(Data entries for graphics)
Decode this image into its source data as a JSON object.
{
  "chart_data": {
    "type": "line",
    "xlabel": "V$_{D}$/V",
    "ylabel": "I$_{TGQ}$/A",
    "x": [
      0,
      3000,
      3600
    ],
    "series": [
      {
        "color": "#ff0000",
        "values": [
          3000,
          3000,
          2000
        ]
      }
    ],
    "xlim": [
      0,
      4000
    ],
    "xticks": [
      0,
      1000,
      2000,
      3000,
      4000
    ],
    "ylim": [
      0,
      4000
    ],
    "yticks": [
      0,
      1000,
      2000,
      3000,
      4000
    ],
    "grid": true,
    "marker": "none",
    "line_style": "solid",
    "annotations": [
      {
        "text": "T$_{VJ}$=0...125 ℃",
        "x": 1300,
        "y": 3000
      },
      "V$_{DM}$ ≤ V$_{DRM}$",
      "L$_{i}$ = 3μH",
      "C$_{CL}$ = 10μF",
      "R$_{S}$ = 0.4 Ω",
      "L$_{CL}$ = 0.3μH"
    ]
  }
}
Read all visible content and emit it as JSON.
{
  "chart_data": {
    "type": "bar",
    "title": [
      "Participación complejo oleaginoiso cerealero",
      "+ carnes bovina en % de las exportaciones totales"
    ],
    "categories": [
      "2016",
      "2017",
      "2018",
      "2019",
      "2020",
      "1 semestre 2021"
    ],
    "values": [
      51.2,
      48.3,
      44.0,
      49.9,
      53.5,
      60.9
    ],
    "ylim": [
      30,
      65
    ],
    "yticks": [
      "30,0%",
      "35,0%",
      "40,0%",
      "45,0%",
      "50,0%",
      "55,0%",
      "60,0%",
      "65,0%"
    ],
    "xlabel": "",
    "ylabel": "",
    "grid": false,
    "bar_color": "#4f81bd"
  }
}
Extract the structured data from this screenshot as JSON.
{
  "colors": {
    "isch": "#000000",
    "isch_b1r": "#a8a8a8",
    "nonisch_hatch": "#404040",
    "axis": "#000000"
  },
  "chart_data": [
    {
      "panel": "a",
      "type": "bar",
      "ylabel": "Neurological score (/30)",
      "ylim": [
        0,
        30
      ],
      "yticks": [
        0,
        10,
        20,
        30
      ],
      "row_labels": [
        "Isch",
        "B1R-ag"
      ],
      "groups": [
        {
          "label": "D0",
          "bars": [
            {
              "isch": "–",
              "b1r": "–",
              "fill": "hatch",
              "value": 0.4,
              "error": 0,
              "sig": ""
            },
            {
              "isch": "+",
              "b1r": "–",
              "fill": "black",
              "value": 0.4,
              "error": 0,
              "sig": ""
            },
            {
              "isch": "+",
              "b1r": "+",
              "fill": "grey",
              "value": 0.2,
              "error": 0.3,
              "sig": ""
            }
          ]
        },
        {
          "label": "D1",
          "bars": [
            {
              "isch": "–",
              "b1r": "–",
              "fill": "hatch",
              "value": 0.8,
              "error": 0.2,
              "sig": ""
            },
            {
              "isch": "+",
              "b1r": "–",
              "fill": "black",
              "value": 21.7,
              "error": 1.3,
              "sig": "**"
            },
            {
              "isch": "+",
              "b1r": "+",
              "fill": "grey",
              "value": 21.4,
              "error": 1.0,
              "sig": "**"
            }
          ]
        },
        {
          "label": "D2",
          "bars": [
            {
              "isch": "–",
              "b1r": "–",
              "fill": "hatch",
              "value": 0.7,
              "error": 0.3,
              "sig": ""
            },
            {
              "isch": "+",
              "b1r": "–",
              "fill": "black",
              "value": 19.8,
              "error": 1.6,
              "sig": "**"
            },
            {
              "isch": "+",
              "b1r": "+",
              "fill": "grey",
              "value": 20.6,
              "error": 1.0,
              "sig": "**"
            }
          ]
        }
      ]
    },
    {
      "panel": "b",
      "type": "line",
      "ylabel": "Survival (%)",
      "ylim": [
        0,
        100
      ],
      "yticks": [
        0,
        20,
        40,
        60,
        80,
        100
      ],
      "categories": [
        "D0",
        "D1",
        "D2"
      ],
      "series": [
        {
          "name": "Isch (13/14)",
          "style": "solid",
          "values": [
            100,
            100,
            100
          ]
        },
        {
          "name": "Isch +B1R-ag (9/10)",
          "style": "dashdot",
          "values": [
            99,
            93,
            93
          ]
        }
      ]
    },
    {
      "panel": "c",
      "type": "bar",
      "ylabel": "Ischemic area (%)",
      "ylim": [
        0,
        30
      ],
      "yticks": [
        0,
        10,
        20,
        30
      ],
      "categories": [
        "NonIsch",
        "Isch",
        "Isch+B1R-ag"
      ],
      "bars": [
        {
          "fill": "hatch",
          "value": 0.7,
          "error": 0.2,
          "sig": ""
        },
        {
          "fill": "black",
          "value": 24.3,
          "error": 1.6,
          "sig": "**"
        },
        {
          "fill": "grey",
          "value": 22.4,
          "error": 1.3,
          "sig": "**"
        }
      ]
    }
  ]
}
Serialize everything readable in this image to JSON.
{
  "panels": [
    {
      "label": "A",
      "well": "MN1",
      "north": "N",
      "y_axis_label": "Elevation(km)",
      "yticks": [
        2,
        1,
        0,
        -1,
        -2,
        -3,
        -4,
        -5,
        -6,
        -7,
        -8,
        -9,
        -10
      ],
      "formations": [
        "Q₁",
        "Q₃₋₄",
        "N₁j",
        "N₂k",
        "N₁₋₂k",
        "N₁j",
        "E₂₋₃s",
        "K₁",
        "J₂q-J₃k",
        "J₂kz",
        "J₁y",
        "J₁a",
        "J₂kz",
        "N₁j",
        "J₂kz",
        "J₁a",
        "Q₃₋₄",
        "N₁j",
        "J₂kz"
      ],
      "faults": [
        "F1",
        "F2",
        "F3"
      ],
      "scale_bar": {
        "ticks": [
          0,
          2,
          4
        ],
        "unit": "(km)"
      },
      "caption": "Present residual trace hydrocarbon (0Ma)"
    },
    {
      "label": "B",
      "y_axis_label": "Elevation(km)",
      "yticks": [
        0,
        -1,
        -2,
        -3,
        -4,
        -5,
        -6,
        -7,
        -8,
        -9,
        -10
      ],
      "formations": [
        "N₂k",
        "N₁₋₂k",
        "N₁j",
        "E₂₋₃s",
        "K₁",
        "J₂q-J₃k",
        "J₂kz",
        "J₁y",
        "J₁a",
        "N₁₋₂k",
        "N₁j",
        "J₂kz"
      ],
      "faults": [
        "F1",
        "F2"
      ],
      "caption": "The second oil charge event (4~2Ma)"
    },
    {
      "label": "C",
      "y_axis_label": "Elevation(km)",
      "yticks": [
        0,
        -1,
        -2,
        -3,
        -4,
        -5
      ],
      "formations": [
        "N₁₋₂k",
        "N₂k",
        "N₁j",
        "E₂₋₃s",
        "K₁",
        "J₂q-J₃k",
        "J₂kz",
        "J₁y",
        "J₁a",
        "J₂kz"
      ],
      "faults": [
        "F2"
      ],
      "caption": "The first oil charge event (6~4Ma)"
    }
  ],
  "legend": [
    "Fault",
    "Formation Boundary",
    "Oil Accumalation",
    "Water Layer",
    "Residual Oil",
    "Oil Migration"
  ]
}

_INSTRUCTIONS FOR THE TASK:_
Write out every line from the entries where "JSON" appears.

_RESPONSE:_
Decode this image into its source data as a JSON object.
Read all visible content and emit it as JSON.
Extract the structured data from this screenshot as JSON.
Serialize everything readable in this image to JSON.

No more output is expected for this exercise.